• **Text passage**
· · · · · · ·

I’M not a full techie, although I manage to explore programs and gadgets and figure things out through trial and error.
Cellphones for me are gadgets to be used until they give up. My smartphone has become my mobile office for writing, quick video productions, photos, recordings, and quick Photoshop when needed.
They’re not luxury items and I don’t buy every new model unveiled. So, my first iPhone was an iPhone5 since I had fully functional Sony Ericssons for years before I drowned two units at sea in a freak sea accident years before Androids became a thing.
Now I have an iPhone7 and a very old Nokia Qwerty that I keep handy for trips in the boondocks because its battery can last three days unlike the iPhone. I don’t have an Android.
Thus, when Sri Lankan journalist Shanika was trying to figure out how to operate her Samsung after she mistakenly set it for blind users and no one could figure out how to return it to normal, I offered to help. (I didn’t even know there’s such an app for blind users).
It was very unfamiliar made worse by its unresponsiveness. I noticed that everytime I tapped on something, it would vibrate but did nothing else. That means, it was on silent mode!
The first problem was how to get in since there is a password. The phone keypad seemed not working... worst, it was on power saving mode thus the display disappeared in about 10 seconds.
That was when inspiration hit me. What would the blind do?
First: The blind would touch, slowly and repeatedly. I did, and noticed that when I long press a key once, the letter would pop out and the phone would vibrate, apparently, there’s a voice and that voice was most likely saying what letter that was.
Back to blind mode. If a blind already knows the location of one key, what would he most likely do to engage the key? A long press is out, since that is to confirm that you got the right letter. A short press didn’t achieve anything. Now what? A double-tap?
I did that and the letter was finally typed out. Thus, as I tapped the password, I was going: Tap-double tap. Tap-double tap. That opened the phone. The problem is, even as the phone is now open, the scroller wasn’t working. That was until it hit me: Of course, a blind person will not be able to see a scroller nor know when to stop scrolling!
What to do again? I stared at the unresponsive screen and noticed the search bar. I long pressed the space bar then typed in the “tap-double tap” manner the app name: TalkBack. That brought me to TalkBack, and I turned it off. Shanika’s phone was finally reset for a regular user again, and I suddenly earned the reputation as the mobile phone expert.
Thinking back, all I did was put myself in the shoes of a blind person and imagined how he would do things. This made me understand how an unfamiliar gadget set for the visually-impaired works. That works for other things as well. By putting yourself in another person’s shoes, you get a better grasp of their actions, thoughts, and inclinations.

· · · · · · ·

Document structure recognition data
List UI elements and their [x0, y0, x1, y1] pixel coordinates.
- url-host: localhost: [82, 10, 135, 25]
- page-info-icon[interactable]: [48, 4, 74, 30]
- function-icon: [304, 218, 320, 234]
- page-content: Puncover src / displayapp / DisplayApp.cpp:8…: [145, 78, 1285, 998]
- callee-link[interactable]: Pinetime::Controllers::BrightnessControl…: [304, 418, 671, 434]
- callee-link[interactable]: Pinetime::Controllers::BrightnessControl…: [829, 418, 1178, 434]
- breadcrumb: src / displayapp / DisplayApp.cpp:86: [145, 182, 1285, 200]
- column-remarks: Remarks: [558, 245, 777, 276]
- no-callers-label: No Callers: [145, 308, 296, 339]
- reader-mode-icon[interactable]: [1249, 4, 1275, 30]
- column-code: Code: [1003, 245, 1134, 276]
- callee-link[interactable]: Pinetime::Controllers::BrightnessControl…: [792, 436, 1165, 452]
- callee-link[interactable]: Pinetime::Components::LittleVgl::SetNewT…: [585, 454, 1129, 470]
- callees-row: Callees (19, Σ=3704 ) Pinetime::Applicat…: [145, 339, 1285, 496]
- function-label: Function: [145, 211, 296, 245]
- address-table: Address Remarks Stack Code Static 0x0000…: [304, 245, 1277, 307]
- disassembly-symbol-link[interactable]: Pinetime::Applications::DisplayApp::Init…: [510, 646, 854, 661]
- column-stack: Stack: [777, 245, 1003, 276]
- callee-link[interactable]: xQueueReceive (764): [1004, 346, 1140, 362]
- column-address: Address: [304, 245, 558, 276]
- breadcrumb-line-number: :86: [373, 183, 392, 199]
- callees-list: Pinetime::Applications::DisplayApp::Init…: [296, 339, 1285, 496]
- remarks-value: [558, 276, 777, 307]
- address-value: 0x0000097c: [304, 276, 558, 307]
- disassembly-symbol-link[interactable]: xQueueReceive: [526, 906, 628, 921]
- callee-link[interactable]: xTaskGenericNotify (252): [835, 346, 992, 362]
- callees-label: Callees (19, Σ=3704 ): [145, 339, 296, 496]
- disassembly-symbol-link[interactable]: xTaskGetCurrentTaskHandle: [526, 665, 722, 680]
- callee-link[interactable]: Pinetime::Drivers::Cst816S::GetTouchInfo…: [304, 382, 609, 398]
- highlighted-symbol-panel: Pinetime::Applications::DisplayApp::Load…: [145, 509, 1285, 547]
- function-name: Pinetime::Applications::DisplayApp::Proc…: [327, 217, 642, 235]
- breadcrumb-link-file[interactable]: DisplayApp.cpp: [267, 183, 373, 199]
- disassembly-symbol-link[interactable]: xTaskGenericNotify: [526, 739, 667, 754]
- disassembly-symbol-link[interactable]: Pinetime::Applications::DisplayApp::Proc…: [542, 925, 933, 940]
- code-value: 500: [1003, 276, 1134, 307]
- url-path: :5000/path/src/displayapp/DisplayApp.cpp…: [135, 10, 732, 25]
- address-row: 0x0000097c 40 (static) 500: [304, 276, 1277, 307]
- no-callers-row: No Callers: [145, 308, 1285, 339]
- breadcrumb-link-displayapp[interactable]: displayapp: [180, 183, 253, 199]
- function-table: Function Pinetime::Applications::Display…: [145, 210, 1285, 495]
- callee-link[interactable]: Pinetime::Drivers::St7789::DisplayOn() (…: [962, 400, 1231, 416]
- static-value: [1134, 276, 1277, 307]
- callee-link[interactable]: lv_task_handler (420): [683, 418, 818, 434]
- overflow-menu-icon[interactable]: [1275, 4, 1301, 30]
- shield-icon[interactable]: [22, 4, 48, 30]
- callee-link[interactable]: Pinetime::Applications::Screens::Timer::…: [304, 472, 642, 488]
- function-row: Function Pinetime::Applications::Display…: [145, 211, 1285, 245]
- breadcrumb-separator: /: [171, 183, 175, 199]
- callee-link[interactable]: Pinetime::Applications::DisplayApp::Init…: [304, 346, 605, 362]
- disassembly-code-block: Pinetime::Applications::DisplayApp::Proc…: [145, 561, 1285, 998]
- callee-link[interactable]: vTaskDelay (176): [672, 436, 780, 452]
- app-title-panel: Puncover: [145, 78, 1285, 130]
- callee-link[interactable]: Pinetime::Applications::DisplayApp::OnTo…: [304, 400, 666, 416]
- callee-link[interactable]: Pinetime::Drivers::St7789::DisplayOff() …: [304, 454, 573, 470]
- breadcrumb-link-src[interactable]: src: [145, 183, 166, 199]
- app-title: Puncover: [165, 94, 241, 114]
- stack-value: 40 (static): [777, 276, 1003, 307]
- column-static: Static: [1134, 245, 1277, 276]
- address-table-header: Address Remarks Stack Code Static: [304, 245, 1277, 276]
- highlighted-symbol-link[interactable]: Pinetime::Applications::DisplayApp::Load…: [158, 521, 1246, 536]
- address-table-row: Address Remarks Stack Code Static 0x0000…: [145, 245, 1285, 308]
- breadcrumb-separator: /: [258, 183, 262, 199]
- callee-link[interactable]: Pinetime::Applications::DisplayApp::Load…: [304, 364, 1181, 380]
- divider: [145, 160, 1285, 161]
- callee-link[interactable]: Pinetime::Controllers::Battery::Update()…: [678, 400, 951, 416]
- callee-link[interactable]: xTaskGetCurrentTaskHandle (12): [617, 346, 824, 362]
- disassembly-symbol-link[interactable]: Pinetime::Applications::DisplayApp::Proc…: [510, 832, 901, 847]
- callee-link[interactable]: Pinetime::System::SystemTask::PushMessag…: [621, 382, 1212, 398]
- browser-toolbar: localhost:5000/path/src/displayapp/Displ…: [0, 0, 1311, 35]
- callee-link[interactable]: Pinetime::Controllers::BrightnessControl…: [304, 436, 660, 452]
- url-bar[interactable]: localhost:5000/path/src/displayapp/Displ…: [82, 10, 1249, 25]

· · · · · · ·

• **Task details**
Answer these questions on the TalkBack essay:
(a) Which phone does the writer keep for trips in the boondocks, and what is its stated advantage?
(b) Which mode made the Samsung's display disappear in about 10 seconds?
(c) What app name did the writer type into the search bar?

• **Solution below**
(a) A very old Nokia Qwerty. Its battery can last three days.
(b) Power saving mode.
(c) TalkBack.